The problem: Nothing should be left out: output all of the entries exactly.

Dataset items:
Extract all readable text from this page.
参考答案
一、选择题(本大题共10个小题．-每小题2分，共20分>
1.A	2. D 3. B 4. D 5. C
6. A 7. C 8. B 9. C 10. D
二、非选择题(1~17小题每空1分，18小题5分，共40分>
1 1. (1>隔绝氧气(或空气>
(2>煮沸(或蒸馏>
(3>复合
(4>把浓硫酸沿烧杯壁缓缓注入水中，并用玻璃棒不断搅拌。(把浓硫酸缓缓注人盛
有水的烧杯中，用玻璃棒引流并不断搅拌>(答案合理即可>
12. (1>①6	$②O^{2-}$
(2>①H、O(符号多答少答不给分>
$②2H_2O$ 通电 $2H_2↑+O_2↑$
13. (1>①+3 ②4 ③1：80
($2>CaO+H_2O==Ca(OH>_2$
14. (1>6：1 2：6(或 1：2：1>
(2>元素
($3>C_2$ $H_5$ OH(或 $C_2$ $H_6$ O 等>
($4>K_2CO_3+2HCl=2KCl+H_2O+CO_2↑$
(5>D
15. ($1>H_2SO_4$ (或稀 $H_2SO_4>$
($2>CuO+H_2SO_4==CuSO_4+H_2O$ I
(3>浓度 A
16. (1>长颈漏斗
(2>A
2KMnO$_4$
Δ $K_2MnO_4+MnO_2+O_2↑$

The result:
Extract all readable text from this page.
参考答案
一、选择题(本大题共10个小题．-每小题2分，共20分>
1.A	2. D 3. B 4. D 5. C
6. A 7. C 8. B 9. C 10. D
二、非选择题(1~17小题每空1分，18小题5分，共40分>
1 1. (1>隔绝氧气(或空气>
(2>煮沸(或蒸馏>
(3>复合
(4>把浓硫酸沿烧杯壁缓缓注入水中，并用玻璃棒不断搅拌。(把浓硫酸缓缓注人盛
有水的烧杯中，用玻璃棒引流并不断搅拌>(答案合理即可>
12. (1>①6	$②O^{2-}$
(2>①H、O(符号多答少答不给分>
$②2H_2O$ 通电 $2H_2↑+O_2↑$
13. (1>①+3 ②4 ③1：80
($2>CaO+H_2O==Ca(OH>_2$
14. (1>6：1 2：6(或 1：2：1>
(2>元素
($3>C_2$ $H_5$ OH(或 $C_2$ $H_6$ O 等>
($4>K_2CO_3+2HCl=2KCl+H_2O+CO_2↑$
(5>D
15. ($1>H_2SO_4$ (或稀 $H_2SO_4>$
($2>CuO+H_2SO_4==CuSO_4+H_2O$ I
(3>浓度 A
16. (1>长颈漏斗
(2>A
2KMnO$_4$
Δ $K_2MnO_4+MnO_2+O_2↑$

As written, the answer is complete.